### Task objective
Please render the lines as a Markdown table with the columns "Index" and "Line", numbering each line and leaving out blank lines. Begin at the line that contains "capitalize-row: Capitalize All" and stop after the line that contains "data-input[interactable]: Enter Data", including both.

** BEGIN Data shown **

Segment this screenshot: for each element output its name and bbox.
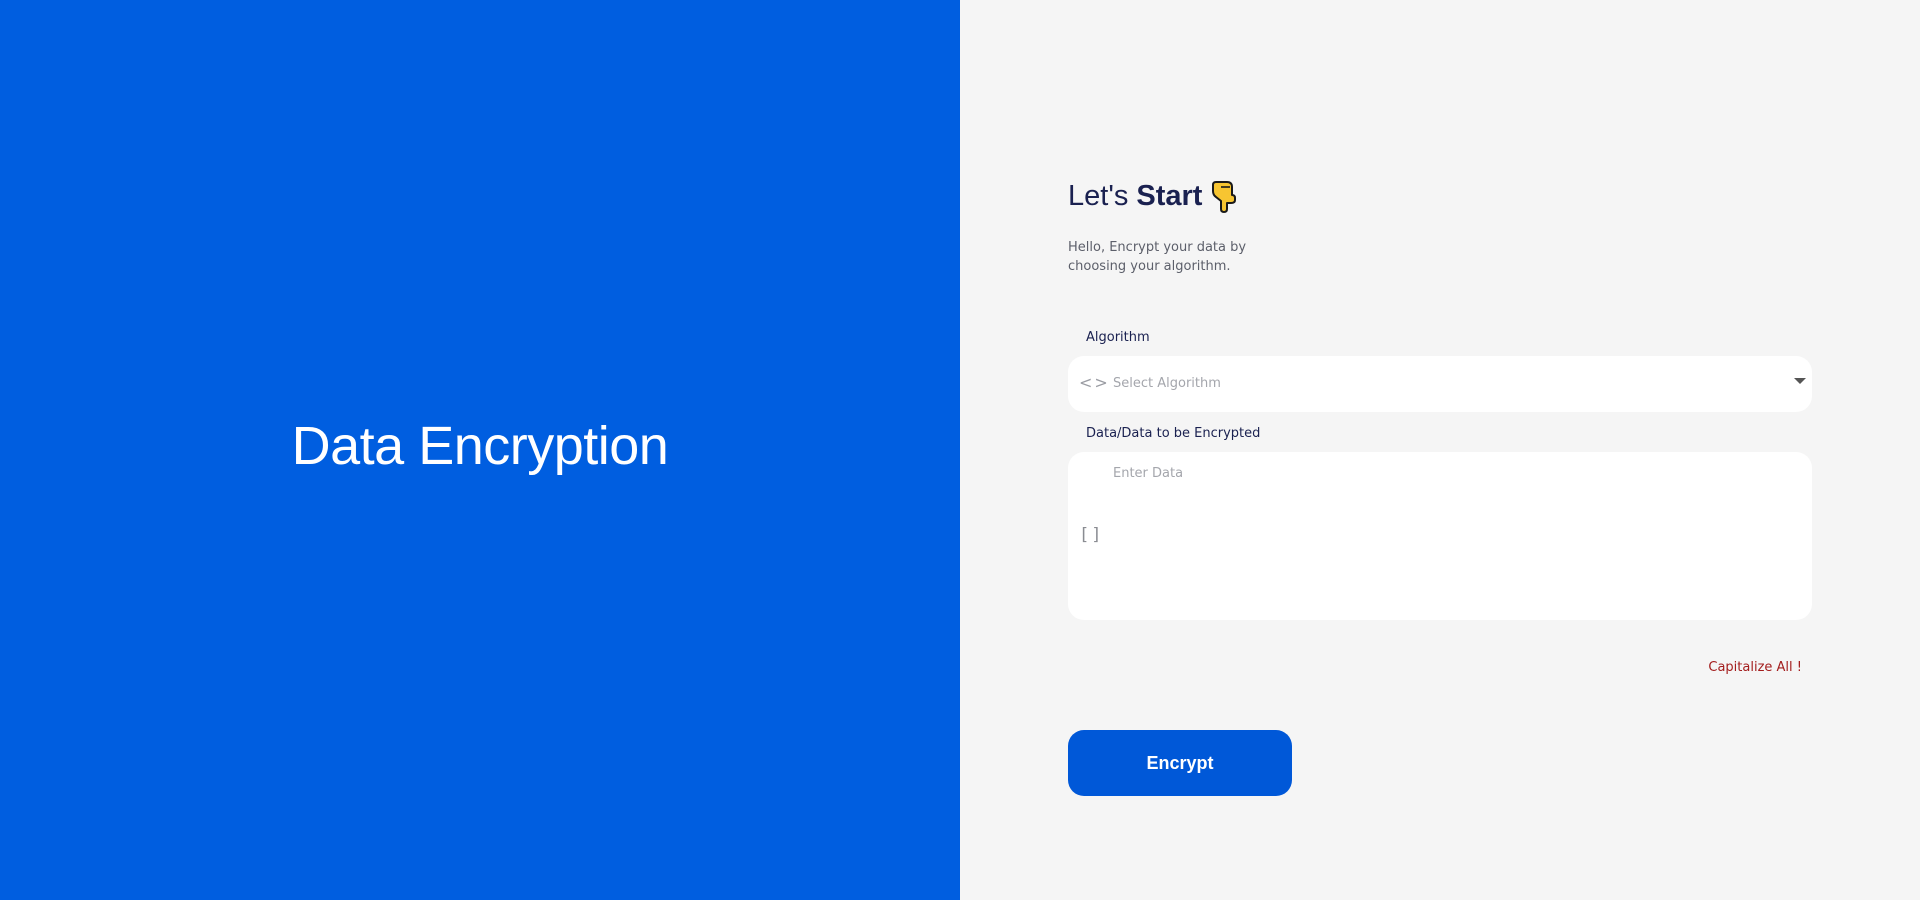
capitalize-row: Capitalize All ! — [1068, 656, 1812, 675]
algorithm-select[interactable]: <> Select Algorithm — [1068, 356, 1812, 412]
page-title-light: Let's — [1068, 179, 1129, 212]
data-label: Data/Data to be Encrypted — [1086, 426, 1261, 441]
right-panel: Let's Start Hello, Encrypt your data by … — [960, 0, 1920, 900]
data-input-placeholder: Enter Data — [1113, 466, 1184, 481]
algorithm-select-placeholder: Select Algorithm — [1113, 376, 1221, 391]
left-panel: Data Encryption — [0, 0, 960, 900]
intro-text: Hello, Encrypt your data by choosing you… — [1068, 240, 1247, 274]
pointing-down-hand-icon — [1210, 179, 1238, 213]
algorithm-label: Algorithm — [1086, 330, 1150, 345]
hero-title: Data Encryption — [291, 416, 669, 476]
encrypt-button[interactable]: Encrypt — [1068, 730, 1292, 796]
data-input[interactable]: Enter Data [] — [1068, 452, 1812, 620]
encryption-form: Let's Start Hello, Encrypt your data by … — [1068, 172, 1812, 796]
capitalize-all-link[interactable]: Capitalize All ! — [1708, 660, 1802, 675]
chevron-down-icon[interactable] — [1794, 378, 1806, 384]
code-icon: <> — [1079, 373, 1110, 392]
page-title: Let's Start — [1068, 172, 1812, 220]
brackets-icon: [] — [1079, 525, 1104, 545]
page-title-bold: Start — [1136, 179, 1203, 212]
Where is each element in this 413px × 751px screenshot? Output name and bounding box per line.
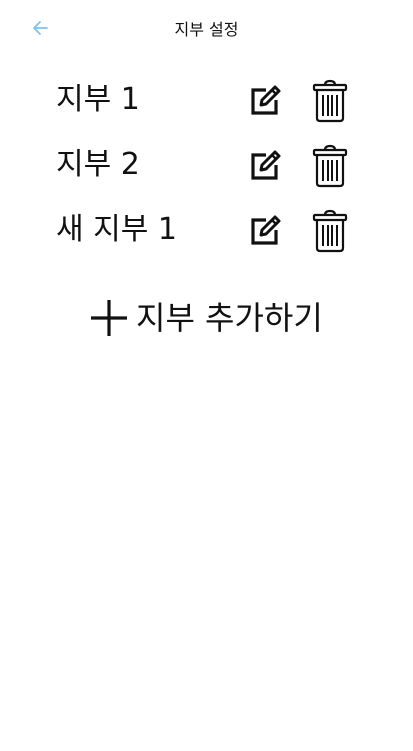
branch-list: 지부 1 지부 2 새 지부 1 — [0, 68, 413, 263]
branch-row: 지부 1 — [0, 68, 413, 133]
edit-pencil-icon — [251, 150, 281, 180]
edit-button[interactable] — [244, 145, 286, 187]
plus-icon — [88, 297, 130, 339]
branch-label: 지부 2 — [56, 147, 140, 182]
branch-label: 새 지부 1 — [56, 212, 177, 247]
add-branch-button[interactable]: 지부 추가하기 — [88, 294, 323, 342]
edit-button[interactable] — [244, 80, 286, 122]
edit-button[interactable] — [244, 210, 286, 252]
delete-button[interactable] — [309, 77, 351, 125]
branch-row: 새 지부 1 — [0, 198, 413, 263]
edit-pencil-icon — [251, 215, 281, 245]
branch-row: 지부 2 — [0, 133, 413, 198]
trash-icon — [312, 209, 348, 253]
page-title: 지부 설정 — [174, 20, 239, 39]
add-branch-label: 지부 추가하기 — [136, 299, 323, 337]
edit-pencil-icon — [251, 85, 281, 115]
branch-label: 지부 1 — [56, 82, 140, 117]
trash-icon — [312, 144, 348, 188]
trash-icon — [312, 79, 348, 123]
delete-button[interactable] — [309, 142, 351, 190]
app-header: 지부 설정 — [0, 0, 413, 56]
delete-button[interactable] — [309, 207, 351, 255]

** END Data shown **
** BEGIN Data shown **

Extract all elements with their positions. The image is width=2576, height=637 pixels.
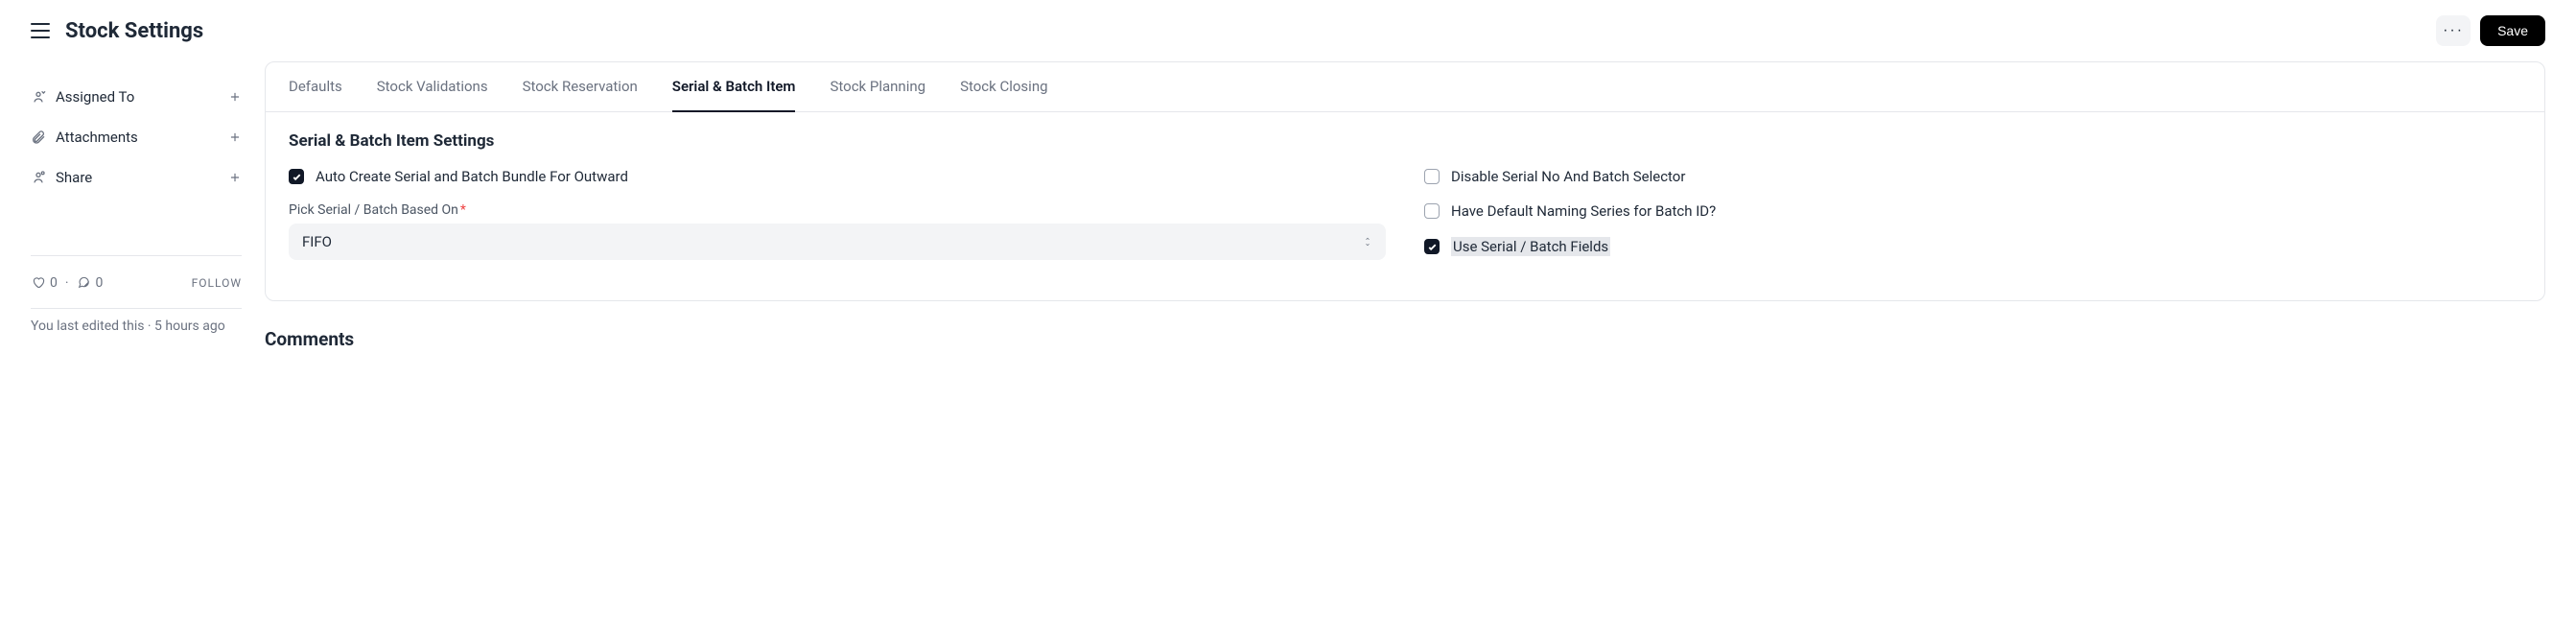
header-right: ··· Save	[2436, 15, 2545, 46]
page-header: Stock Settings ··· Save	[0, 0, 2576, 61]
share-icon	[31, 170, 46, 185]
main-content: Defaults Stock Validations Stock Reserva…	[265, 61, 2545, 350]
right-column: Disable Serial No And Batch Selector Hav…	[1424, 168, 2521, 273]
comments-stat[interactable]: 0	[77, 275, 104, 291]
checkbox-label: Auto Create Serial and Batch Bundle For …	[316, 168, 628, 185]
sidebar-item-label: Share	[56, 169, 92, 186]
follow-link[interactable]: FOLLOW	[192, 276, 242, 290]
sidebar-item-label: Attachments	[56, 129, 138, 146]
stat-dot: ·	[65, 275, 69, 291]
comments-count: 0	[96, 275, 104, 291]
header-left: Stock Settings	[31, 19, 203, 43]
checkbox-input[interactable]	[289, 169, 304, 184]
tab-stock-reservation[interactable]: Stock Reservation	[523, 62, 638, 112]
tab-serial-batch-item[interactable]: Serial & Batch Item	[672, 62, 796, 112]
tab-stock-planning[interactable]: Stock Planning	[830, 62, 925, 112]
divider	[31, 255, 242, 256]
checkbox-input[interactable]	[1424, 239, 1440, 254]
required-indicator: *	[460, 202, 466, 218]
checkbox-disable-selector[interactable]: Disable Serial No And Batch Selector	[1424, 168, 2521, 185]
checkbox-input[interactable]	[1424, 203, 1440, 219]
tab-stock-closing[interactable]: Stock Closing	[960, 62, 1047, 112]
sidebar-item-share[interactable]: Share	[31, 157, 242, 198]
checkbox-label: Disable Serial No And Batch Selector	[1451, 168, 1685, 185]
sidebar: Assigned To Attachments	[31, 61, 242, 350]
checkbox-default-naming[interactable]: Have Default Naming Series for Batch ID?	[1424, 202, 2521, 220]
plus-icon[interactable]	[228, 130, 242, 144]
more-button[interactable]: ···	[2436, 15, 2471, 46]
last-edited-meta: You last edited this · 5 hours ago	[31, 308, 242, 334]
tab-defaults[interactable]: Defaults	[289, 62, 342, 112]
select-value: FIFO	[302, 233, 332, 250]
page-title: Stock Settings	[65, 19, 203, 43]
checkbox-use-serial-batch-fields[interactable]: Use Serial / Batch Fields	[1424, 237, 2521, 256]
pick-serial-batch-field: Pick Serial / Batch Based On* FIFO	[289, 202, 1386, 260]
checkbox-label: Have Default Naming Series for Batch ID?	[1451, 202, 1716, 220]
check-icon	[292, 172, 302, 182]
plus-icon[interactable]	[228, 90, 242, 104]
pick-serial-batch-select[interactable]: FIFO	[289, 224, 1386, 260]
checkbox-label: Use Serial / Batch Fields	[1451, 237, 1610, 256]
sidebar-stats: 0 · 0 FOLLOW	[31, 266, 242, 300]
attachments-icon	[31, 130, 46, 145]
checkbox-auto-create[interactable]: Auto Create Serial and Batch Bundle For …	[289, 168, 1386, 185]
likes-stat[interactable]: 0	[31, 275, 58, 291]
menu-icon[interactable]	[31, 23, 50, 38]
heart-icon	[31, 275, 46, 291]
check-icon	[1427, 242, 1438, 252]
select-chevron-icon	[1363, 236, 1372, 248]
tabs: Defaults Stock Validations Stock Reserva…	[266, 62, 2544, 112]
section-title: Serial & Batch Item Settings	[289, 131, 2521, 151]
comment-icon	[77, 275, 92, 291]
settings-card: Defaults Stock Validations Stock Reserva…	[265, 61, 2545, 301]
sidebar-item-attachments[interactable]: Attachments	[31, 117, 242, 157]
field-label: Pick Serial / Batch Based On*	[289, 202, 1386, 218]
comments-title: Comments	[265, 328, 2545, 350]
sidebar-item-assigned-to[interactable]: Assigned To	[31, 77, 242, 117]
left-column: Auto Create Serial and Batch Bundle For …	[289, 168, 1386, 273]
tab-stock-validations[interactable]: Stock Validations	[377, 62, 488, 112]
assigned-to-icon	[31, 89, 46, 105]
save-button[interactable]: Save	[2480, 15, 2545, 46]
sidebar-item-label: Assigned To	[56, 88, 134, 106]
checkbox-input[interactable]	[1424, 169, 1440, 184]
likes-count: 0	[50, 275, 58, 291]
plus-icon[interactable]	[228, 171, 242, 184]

** END Data shown **

### Correct response
| Index | Line |
|---|---|
| 1 | capitalize-row: Capitalize All ! — [1068, 656, 1812, 675] |
| 2 | algorithm-select[interactable]: <> Select Algorithm — [1068, 356, 1812, 412] |
| 3 | page-title-light: Let's — [1068, 179, 1129, 212] |
| 4 | data-label: Data/Data to be Encrypted — [1086, 426, 1261, 441] |
| 5 | right-panel: Let's Start Hello, Encrypt your data by … — [960, 0, 1920, 900] |
| 6 | data-input-placeholder: Enter Data — [1113, 466, 1184, 481] |
| 7 | algorithm-select-placeholder: Select Algorithm — [1113, 376, 1221, 391] |
| 8 | left-panel: Data Encryption — [0, 0, 960, 900] |
| 9 | intro-text: Hello, Encrypt your data by choosing you… — [1068, 240, 1247, 274] |
| 10 | pointing-down-hand-icon — [1210, 179, 1238, 213] |
| 11 | algorithm-label: Algorithm — [1086, 330, 1150, 345] |
| 12 | hero-title: Data Encryption — [291, 416, 669, 476] |
| 13 | encrypt-button[interactable]: Encrypt — [1068, 730, 1292, 796] |
| 14 | data-input[interactable]: Enter Data [] — [1068, 452, 1812, 620] |